> What you are asked to do: Reproduce the entire listing word for word.

▼▼▼

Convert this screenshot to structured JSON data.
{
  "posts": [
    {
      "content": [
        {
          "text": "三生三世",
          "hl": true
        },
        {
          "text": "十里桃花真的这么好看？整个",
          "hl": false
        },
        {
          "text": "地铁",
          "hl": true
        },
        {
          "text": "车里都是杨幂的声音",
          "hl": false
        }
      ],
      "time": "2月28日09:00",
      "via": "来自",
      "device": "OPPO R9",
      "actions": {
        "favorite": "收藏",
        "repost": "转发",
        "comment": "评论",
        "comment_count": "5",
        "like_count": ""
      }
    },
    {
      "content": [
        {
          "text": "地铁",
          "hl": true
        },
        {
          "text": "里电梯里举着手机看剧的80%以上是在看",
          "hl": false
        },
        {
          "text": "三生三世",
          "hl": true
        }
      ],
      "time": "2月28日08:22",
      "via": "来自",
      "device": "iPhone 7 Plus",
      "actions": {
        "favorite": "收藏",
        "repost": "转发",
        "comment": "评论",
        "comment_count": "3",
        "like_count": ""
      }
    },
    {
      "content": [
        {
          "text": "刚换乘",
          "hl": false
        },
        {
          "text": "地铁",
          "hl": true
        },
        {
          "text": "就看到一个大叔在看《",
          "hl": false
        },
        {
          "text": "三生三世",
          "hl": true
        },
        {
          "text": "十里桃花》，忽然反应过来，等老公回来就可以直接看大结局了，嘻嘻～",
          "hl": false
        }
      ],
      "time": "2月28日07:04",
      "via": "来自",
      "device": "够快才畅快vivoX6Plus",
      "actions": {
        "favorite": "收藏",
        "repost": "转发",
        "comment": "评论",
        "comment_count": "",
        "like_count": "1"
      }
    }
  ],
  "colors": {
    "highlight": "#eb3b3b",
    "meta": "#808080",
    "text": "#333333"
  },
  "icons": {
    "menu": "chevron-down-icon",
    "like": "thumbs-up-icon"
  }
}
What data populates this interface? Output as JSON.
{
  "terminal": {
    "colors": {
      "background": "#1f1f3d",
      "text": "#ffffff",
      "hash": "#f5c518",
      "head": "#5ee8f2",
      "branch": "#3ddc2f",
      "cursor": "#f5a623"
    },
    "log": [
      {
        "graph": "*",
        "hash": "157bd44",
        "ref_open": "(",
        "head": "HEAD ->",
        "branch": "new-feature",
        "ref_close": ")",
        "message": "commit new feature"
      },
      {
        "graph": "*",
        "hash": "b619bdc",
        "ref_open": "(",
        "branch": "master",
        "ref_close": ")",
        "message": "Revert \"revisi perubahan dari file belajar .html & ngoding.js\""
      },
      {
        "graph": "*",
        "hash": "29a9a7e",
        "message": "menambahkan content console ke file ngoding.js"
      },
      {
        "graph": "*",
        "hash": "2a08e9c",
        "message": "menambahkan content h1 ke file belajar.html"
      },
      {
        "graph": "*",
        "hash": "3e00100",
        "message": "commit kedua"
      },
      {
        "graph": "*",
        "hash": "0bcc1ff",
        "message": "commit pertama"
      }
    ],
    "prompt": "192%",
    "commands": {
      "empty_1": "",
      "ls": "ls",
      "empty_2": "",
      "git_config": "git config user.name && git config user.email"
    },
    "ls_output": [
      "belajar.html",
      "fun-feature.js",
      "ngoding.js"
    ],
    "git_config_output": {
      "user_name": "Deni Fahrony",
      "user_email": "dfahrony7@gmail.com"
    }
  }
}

▲▲▲

> Answer to the task:
Convert this screenshot to structured JSON data.
{
  "posts": [
    {
      "content": [
        {
          "text": "三生三世",
          "hl": true
        },
        {
          "text": "十里桃花真的这么好看？整个",
          "hl": false
        },
        {
          "text": "地铁",
          "hl": true
        },
        {
          "text": "车里都是杨幂的声音",
          "hl": false
        }
      ],
      "time": "2月28日09:00",
      "via": "来自",
      "device": "OPPO R9",
      "actions": {
        "favorite": "收藏",
        "repost": "转发",
        "comment": "评论",
        "comment_count": "5",
        "like_count": ""
      }
    },
    {
      "content": [
        {
          "text": "地铁",
          "hl": true
        },
        {
          "text": "里电梯里举着手机看剧的80%以上是在看",
          "hl": false
        },
        {
          "text": "三生三世",
          "hl": true
        }
      ],
      "time": "2月28日08:22",
      "via": "来自",
      "device": "iPhone 7 Plus",
      "actions": {
        "favorite": "收藏",
        "repost": "转发",
        "comment": "评论",
        "comment_count": "3",
        "like_count": ""
      }
    },
    {
      "content": [
        {
          "text": "刚换乘",
          "hl": false
        },
        {
          "text": "地铁",
          "hl": true
        },
        {
          "text": "就看到一个大叔在看《",
          "hl": false
        },
        {
          "text": "三生三世",
          "hl": true
        },
        {
          "text": "十里桃花》，忽然反应过来，等老公回来就可以直接看大结局了，嘻嘻～",
          "hl": false
        }
      ],
      "time": "2月28日07:04",
      "via": "来自",
      "device": "够快才畅快vivoX6Plus",
      "actions": {
        "favorite": "收藏",
        "repost": "转发",
        "comment": "评论",
        "comment_count": "",
        "like_count": "1"
      }
    }
  ],
  "colors": {
    "highlight": "#eb3b3b",
    "meta": "#808080",
    "text": "#333333"
  },
  "icons": {
    "menu": "chevron-down-icon",
    "like": "thumbs-up-icon"
  }
}
What data populates this interface? Output as JSON.
{
  "terminal": {
    "colors": {
      "background": "#1f1f3d",
      "text": "#ffffff",
      "hash": "#f5c518",
      "head": "#5ee8f2",
      "branch": "#3ddc2f",
      "cursor": "#f5a623"
    },
    "log": [
      {
        "graph": "*",
        "hash": "157bd44",
        "ref_open": "(",
        "head": "HEAD ->",
        "branch": "new-feature",
        "ref_close": ")",
        "message": "commit new feature"
      },
      {
        "graph": "*",
        "hash": "b619bdc",
        "ref_open": "(",
        "branch": "master",
        "ref_close": ")",
        "message": "Revert \"revisi perubahan dari file belajar .html & ngoding.js\""
      },
      {
        "graph": "*",
        "hash": "29a9a7e",
        "message": "menambahkan content console ke file ngoding.js"
      },
      {
        "graph": "*",
        "hash": "2a08e9c",
        "message": "menambahkan content h1 ke file belajar.html"
      },
      {
        "graph": "*",
        "hash": "3e00100",
        "message": "commit kedua"
      },
      {
        "graph": "*",
        "hash": "0bcc1ff",
        "message": "commit pertama"
      }
    ],
    "prompt": "192%",
    "commands": {
      "empty_1": "",
      "ls": "ls",
      "empty_2": "",
      "git_config": "git config user.name && git config user.email"
    },
    "ls_output": [
      "belajar.html",
      "fun-feature.js",
      "ngoding.js"
    ],
    "git_config_output": {
      "user_name": "Deni Fahrony",
      "user_email": "dfahrony7@gmail.com"
    }
  }
}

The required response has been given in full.